━━━ Provided information

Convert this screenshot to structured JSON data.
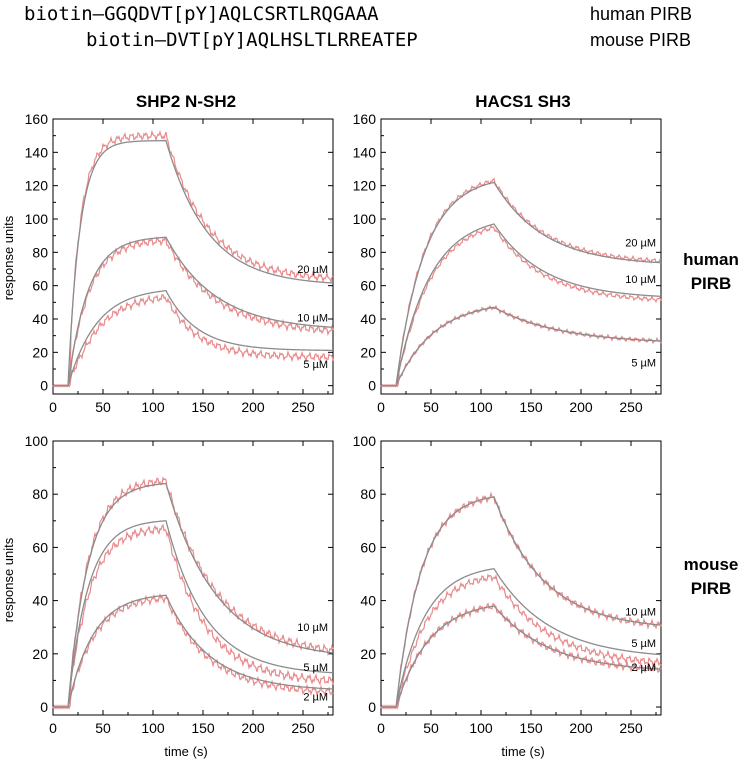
{
  "header": {
    "peptides": [
      {
        "sequence": "biotin–GGQDVT[pY]AQLCSRTLRQGAAA",
        "species": "human PIRB"
      },
      {
        "sequence": "biotin–DVT[pY]AQLHSLTLRREATEP",
        "species": "mouse PIRB"
      }
    ]
  },
  "columns": [
    "SHP2 N-SH2",
    "HACS1 SH3"
  ],
  "rows": [
    {
      "line1": "human",
      "line2": "PIRB"
    },
    {
      "line1": "mouse",
      "line2": "PIRB"
    }
  ],
  "axis_labels": {
    "ylabel": "response units",
    "xlabel": "time (s)"
  },
  "colors": {
    "data": "#e8898b",
    "fit": "#8c8c8c",
    "axis": "#000000"
  },
  "chart_data": [
    {
      "type": "line",
      "panel": "human PIRB / SHP2 N-SH2",
      "ylabel": "response units",
      "xlim": [
        0,
        280
      ],
      "ylim": [
        -5,
        160
      ],
      "xticks": [
        0,
        50,
        100,
        150,
        200,
        250
      ],
      "yticks": [
        0,
        20,
        40,
        60,
        80,
        100,
        120,
        140,
        160
      ],
      "injection_start": 15,
      "injection_end": 113,
      "series": [
        {
          "label": "20 µM",
          "peak": 147,
          "end": 60,
          "kon": 0.085,
          "koff": 0.024,
          "data_offset": 3,
          "label_y": 70,
          "noise": 2.5
        },
        {
          "label": "10 µM",
          "peak": 89,
          "end": 33,
          "kon": 0.05,
          "koff": 0.02,
          "data_offset": -2,
          "label_y": 41,
          "noise": 2.5
        },
        {
          "label": "5 µM",
          "peak": 57,
          "end": 21,
          "kon": 0.035,
          "koff": 0.032,
          "data_offset": -4,
          "label_y": 13,
          "noise": 2.5
        }
      ]
    },
    {
      "type": "line",
      "panel": "human PIRB / HACS1 SH3",
      "xlim": [
        0,
        280
      ],
      "ylim": [
        -5,
        160
      ],
      "xticks": [
        0,
        50,
        100,
        150,
        200,
        250
      ],
      "yticks": [
        0,
        20,
        40,
        60,
        80,
        100,
        120,
        140,
        160
      ],
      "injection_start": 15,
      "injection_end": 113,
      "series": [
        {
          "label": "20 µM",
          "peak": 122,
          "end": 72,
          "kon": 0.035,
          "koff": 0.02,
          "data_offset": 1,
          "label_y": 86,
          "noise": 1.5
        },
        {
          "label": "10 µM",
          "peak": 97,
          "end": 52,
          "kon": 0.03,
          "koff": 0.02,
          "data_offset": -2,
          "label_y": 64,
          "noise": 1.5
        },
        {
          "label": "5 µM",
          "peak": 47,
          "end": 25,
          "kon": 0.026,
          "koff": 0.015,
          "data_offset": 0,
          "label_y": 14,
          "noise": 1.5
        }
      ]
    },
    {
      "type": "line",
      "panel": "mouse PIRB / SHP2 N-SH2",
      "ylabel": "response units",
      "xlabel": "time (s)",
      "xlim": [
        0,
        280
      ],
      "ylim": [
        -3,
        100
      ],
      "xticks": [
        0,
        50,
        100,
        150,
        200,
        250
      ],
      "yticks": [
        0,
        20,
        40,
        60,
        80,
        100
      ],
      "injection_start": 15,
      "injection_end": 113,
      "series": [
        {
          "label": "10 µM",
          "peak": 84,
          "end": 18,
          "kon": 0.05,
          "koff": 0.02,
          "data_offset": 1,
          "label_y": 30,
          "noise": 1.8
        },
        {
          "label": "5 µM",
          "peak": 70,
          "end": 12,
          "kon": 0.05,
          "koff": 0.025,
          "data_offset": -3,
          "label_y": 15,
          "noise": 1.8
        },
        {
          "label": "2 µM",
          "peak": 42,
          "end": 6,
          "kon": 0.04,
          "koff": 0.023,
          "data_offset": -1,
          "label_y": 4,
          "noise": 1.6
        }
      ]
    },
    {
      "type": "line",
      "panel": "mouse PIRB / HACS1 SH3",
      "xlabel": "time (s)",
      "xlim": [
        0,
        280
      ],
      "ylim": [
        -3,
        100
      ],
      "xticks": [
        0,
        50,
        100,
        150,
        200,
        250
      ],
      "yticks": [
        0,
        20,
        40,
        60,
        80,
        100
      ],
      "injection_start": 15,
      "injection_end": 113,
      "series": [
        {
          "label": "10 µM",
          "peak": 79,
          "end": 29,
          "kon": 0.04,
          "koff": 0.02,
          "data_offset": 0,
          "label_y": 36,
          "noise": 1.5
        },
        {
          "label": "5 µM",
          "peak": 52,
          "end": 18,
          "kon": 0.035,
          "koff": 0.018,
          "data_offset": -3,
          "label_y": 24,
          "noise": 1.5
        },
        {
          "label": "2 µM",
          "peak": 38,
          "end": 13,
          "kon": 0.03,
          "koff": 0.018,
          "data_offset": 0,
          "label_y": 15,
          "noise": 1.5
        }
      ]
    }
  ]
}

━━━━━━

Where a line above contains the word "species", copy that line.

* [Expected answer]:
        "species": "human PIRB"
        "species": "mouse PIRB"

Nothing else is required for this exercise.